[Opening PAGE EXTRACT section]

Intra-oral scanners are relatively new chair side devices that scan the patients dentitions as an alternative to conventional impression materials. The aim of this review was to assess the validity, repeatability, reproducibility, for time efficiency, and patient acceptance of full-arch intra-oral scanners.
Searches were conducted in the PubMed, Embase, Cochrane Library, Scopus, and Web of Science databases without language restrictions. Studies on full-arch digital impressions recorded intra-orally where validity, repeatability, reproducibility, time efficiency, or patient acceptance were considered. Two reviewers independently selected studies and assessed quality using the Quality Assessment of Diagnostic Accuracy Studies (QUADAS) checklist as a guide. A narrative summary of the findings was presented.
- Only 8 studies reported on full-arch intraoral scans.
- 4 studies involving a total of 68 patients reported data on validity, repeatability and reproducibility of digital measurements. All 4 studies were at high risk of bias.
- Time required for digital acquisition of the full dentition was measured in six studies a trend toward the decrease in scanning times as the operator gained experience with a range of 4 -46mins reported with 4 different scanners.
- 4 studies evaluated patients’ acceptance with preference rates for scanning varying between 27-100%.
The authors concluded:
In only eight published studies complete-arch scans had been performed intra-orally and in just four of them data on validity, repeatability, reproducibility of digital measurements were provided. Only two of all the marketed scanners have been investigated under clinical conditions. According to the QUADAS tool, no study was adequate with regard to the sampling method, as sample collection was limited to subjects in complete permanent dentition.
Intraoral digital scanners are clearly in the early stage of their development and this is perhaps demonstrated by the dearth of studies available on validity, repeatability and reproducibility of digital measurements. As the authors note while several scanners have been commercialised for use in orthodontics only two have been tested and reported in the clinical literature. The available studies are only involve a small number of patients and are at a high risk of bias. One of the largest studies involving 100 patients assessed patients’ acceptability against impression material although they do not report which material they used. Although the authors’ have conduced a wide search for evidence it is clear from what little is available that this is a young technology and that no high quality studies have been conducted on their validity, repeatability and reproducibility. Consequently, high quality studies are needed on these aspects of this technology together with information on scanning times and patient preferences before they are introduced into clinical practice.
Goracci C, Franchi L, Vichi A, Ferrari M. Accuracy, reliability, and efficiency of intraoral scanners for full-arch impressions: a systematic review of the clinical evidence. Eur J Orthod. 2015 Oct 20. pii: cjv077. [Epub ahead of print] Review. PubMed PMID: 26487391.

[Closing PAGE EXTRACT section]
[Opening DATA PROVIDED section]

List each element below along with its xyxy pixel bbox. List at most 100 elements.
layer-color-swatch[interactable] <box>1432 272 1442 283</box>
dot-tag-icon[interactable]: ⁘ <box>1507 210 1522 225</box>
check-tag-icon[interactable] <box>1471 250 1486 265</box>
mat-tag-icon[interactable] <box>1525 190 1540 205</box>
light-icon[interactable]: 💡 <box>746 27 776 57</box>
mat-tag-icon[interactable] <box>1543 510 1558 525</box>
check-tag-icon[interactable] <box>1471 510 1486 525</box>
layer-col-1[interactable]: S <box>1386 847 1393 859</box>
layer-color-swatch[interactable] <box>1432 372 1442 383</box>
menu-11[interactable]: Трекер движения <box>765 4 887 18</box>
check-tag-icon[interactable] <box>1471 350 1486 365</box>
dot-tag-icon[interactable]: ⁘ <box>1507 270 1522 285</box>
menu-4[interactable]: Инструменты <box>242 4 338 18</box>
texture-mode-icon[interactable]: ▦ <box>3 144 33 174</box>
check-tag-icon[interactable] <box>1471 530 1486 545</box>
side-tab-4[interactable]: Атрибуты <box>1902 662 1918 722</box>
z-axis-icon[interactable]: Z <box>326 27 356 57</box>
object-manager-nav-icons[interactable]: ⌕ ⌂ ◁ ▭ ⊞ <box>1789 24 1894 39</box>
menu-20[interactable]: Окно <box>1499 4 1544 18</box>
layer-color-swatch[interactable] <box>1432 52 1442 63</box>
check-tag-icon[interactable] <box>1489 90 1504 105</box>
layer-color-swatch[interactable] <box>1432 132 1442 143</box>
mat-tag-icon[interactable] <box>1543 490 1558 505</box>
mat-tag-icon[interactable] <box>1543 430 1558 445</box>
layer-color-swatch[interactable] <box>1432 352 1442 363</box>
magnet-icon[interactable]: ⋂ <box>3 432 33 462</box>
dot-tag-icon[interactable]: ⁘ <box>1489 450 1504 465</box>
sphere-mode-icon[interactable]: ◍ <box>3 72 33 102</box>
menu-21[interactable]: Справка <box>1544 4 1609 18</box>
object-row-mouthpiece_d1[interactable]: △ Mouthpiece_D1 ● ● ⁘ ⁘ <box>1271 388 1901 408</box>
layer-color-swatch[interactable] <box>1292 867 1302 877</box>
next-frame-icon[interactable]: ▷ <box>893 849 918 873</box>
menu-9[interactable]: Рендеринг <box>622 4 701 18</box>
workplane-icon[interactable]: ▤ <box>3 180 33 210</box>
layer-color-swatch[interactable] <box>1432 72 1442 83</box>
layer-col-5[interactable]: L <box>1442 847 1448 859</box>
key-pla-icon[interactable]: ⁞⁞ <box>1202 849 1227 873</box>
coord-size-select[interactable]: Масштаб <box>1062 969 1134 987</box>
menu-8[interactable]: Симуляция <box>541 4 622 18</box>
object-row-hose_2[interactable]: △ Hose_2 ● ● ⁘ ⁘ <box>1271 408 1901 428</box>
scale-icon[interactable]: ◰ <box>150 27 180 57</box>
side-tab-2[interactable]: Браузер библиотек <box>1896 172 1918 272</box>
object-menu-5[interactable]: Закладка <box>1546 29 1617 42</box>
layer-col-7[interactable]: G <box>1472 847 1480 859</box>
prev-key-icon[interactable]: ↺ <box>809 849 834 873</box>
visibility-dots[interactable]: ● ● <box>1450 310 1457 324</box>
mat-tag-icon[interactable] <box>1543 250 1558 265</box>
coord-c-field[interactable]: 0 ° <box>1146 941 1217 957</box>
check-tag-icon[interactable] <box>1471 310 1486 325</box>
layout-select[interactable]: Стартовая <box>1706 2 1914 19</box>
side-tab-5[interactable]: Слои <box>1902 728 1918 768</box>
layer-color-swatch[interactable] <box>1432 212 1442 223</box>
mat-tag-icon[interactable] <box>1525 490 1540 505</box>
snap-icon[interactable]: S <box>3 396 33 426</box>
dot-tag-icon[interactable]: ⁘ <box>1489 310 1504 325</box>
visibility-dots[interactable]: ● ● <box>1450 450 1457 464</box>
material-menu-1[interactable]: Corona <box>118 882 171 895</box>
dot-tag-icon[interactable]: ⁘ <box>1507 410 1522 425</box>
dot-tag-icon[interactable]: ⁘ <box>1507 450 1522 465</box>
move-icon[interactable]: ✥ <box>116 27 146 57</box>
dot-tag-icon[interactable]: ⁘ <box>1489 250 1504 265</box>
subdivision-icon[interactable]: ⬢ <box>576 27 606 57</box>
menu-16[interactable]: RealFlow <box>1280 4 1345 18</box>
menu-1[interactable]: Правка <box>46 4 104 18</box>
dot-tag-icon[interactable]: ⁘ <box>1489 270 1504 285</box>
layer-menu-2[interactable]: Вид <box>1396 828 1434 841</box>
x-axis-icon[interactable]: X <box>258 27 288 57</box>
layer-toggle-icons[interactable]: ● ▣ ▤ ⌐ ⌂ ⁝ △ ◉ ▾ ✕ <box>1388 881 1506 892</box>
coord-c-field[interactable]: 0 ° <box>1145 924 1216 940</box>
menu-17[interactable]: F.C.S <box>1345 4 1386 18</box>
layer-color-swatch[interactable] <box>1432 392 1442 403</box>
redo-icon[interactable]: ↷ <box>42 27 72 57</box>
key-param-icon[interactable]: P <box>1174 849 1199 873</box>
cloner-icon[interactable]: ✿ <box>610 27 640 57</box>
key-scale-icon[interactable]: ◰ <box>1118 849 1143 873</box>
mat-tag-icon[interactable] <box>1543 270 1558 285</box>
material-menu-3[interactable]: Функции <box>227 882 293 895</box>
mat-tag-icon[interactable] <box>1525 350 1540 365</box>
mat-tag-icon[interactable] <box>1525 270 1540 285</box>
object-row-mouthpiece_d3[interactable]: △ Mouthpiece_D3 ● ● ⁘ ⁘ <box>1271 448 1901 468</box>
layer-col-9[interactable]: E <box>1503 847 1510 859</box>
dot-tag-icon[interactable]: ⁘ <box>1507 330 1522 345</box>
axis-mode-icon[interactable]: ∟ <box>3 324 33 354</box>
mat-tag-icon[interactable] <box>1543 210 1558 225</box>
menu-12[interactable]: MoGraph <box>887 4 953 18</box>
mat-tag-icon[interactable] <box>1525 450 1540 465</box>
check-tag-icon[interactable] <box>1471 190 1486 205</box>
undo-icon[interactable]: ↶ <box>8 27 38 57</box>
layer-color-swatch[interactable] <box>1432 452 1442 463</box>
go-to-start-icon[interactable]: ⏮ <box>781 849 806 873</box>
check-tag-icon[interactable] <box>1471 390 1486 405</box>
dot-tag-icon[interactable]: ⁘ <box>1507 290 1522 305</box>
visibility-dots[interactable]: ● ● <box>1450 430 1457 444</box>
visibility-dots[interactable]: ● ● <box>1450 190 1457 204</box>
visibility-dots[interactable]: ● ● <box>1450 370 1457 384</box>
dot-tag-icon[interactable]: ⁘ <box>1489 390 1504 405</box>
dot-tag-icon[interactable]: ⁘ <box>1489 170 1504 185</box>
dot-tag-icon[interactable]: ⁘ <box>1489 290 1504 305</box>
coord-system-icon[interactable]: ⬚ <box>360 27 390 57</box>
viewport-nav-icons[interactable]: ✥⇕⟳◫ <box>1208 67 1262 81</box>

[Closing DATA PROVIDED section]

SET OF TASKS ▸
(a) Translate this sentence from the intra-oral scanner summary into Spanish: "Searches were conducted in the PubMed, Embase, Cochrane Library, Scopus, and Web of Science databases without language restrictions."
(b) Write out the part of the intra-oral scanner summary starting at "- Time required" and ending at "varying between 27-100%.".

TASK RESULTS ▸
(a) Se realizaron búsquedas en las bases de datos PubMed, Embase, Cochrane Library, Scopus y Web of Science sin restricciones de idioma.

(b)
- Time required for digital acquisition of the full dentition was measured in six studies a trend toward the decrease in scanning times as the operator gained experience with a range of 4 -46mins reported with 4 different scanners.
- 4 studies evaluated patients’ acceptance with preference rates for scanning varying between 27-100%.